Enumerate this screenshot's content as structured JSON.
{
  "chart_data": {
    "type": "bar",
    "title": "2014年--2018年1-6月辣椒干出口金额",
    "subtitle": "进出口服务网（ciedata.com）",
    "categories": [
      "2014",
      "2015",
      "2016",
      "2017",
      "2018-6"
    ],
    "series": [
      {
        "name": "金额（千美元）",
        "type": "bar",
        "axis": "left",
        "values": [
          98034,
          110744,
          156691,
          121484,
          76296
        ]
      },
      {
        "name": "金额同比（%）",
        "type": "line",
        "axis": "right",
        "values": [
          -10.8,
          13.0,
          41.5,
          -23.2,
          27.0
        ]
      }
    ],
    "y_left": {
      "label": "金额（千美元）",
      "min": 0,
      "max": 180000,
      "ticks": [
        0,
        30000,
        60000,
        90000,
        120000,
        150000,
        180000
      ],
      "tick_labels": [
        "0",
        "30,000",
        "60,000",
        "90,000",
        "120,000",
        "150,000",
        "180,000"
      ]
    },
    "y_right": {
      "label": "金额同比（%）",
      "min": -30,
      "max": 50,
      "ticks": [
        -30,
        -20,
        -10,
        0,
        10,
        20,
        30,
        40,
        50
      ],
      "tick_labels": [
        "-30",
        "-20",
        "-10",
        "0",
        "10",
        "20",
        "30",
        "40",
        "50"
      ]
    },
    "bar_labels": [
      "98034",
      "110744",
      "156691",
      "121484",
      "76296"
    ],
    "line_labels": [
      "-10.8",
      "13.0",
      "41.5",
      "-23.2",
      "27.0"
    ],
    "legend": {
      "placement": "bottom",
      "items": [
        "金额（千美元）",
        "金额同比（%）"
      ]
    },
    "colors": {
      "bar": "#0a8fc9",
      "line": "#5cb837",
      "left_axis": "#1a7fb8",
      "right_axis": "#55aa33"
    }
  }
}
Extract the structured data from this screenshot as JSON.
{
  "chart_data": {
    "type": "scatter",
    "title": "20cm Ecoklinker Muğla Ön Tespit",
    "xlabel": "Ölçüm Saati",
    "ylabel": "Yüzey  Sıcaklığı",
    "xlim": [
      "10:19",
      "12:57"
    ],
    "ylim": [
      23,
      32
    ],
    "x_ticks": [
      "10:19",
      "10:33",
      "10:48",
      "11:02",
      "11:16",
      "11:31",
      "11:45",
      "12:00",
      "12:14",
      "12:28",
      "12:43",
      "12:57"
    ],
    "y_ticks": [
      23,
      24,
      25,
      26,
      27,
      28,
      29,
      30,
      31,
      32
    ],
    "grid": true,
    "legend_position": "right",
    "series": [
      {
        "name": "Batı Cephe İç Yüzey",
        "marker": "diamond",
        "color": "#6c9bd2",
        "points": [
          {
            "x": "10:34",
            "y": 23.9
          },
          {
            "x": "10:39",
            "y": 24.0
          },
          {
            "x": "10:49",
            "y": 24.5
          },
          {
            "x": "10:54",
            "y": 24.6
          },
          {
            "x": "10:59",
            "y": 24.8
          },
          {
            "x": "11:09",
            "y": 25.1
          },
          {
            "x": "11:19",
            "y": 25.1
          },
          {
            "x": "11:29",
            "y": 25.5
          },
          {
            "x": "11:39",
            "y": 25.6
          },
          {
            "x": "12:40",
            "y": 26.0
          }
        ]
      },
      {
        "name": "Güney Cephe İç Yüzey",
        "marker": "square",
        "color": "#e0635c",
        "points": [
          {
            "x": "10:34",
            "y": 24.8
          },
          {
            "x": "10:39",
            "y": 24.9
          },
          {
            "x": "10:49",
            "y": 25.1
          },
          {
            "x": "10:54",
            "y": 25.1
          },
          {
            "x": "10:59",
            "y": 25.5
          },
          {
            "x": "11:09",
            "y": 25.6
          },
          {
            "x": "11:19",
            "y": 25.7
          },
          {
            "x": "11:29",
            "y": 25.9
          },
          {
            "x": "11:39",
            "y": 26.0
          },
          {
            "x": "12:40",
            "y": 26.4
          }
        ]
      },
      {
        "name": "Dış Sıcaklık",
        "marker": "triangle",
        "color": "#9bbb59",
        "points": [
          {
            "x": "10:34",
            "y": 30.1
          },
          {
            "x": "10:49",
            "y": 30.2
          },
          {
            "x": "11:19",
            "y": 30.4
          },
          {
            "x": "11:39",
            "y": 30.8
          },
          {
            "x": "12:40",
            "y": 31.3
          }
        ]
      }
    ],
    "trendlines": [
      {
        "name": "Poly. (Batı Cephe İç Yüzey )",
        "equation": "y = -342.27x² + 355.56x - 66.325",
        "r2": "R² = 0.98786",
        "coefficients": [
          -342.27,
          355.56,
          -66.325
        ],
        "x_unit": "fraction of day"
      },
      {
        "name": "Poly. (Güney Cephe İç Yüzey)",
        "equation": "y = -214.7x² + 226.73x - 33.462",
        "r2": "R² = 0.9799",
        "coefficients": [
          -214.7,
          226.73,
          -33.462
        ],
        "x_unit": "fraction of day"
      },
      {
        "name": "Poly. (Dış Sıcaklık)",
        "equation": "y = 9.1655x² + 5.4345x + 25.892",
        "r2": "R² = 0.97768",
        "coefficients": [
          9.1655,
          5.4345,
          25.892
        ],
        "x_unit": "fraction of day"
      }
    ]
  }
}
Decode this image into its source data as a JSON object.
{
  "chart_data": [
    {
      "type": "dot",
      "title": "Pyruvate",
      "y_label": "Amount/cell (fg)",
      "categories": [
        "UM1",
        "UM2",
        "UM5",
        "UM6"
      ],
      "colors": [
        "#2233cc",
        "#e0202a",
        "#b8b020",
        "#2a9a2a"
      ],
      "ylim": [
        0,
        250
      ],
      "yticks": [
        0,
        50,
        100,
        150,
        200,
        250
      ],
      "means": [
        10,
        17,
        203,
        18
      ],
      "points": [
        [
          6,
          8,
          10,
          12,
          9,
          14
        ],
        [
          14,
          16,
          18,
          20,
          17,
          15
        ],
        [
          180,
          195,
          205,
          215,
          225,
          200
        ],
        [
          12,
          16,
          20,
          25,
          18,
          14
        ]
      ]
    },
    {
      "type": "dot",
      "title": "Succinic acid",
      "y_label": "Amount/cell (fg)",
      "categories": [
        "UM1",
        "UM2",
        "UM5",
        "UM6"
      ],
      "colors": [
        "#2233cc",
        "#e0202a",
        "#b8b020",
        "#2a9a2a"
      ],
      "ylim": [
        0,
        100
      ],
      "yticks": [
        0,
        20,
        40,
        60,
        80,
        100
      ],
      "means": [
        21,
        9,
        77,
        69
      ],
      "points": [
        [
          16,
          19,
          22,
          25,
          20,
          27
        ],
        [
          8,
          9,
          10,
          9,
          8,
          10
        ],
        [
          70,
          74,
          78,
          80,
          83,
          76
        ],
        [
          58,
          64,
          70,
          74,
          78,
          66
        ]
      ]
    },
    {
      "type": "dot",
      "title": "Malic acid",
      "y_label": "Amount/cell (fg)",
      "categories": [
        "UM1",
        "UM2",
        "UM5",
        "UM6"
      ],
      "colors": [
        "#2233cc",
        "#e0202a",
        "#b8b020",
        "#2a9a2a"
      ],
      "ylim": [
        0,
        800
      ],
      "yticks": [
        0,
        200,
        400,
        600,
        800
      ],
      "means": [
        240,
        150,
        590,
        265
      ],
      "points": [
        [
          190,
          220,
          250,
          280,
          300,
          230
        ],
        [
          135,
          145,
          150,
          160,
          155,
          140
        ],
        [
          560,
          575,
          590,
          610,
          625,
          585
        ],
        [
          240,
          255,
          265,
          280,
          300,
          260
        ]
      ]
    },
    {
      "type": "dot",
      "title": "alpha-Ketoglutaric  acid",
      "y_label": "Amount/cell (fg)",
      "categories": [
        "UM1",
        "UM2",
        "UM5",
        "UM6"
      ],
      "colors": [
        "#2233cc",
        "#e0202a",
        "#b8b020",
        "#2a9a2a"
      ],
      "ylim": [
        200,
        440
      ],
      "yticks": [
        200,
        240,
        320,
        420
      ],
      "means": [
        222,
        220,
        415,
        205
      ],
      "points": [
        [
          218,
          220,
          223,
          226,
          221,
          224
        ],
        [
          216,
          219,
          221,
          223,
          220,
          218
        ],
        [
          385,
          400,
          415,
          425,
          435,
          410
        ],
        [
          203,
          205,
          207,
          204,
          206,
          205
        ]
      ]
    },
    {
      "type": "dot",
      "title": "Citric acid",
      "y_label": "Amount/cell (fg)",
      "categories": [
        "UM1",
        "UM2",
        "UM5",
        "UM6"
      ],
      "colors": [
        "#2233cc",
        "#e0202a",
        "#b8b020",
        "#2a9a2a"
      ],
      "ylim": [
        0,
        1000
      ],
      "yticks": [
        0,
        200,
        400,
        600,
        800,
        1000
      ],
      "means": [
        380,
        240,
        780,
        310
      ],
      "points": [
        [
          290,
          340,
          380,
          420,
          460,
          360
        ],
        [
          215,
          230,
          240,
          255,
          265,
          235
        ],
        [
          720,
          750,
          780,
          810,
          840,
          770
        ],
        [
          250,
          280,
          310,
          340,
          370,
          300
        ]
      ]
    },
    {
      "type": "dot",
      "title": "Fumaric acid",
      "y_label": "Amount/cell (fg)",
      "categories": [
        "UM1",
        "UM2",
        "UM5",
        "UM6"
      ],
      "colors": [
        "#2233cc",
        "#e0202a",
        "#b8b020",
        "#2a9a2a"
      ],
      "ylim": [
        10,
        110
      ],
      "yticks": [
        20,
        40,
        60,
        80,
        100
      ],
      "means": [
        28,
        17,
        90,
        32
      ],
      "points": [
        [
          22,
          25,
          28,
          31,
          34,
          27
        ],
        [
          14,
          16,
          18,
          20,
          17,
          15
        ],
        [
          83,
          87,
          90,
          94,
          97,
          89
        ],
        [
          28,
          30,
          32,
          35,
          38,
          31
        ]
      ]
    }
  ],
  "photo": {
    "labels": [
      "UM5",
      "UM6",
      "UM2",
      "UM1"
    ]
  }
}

◇ ◇ ◇ ◇ ◇

[AIM OF THE TASK] Review the material and copy each line in which the word "Yüzey" appears.

[WORKED SOLUTION]
    "ylabel": "Yüzey  Sıcaklığı",
        "name": "Batı Cephe İç Yüzey",
        "name": "Güney Cephe İç Yüzey",
        "name": "Poly. (Batı Cephe İç Yüzey )",
        "name": "Poly. (Güney Cephe İç Yüzey)",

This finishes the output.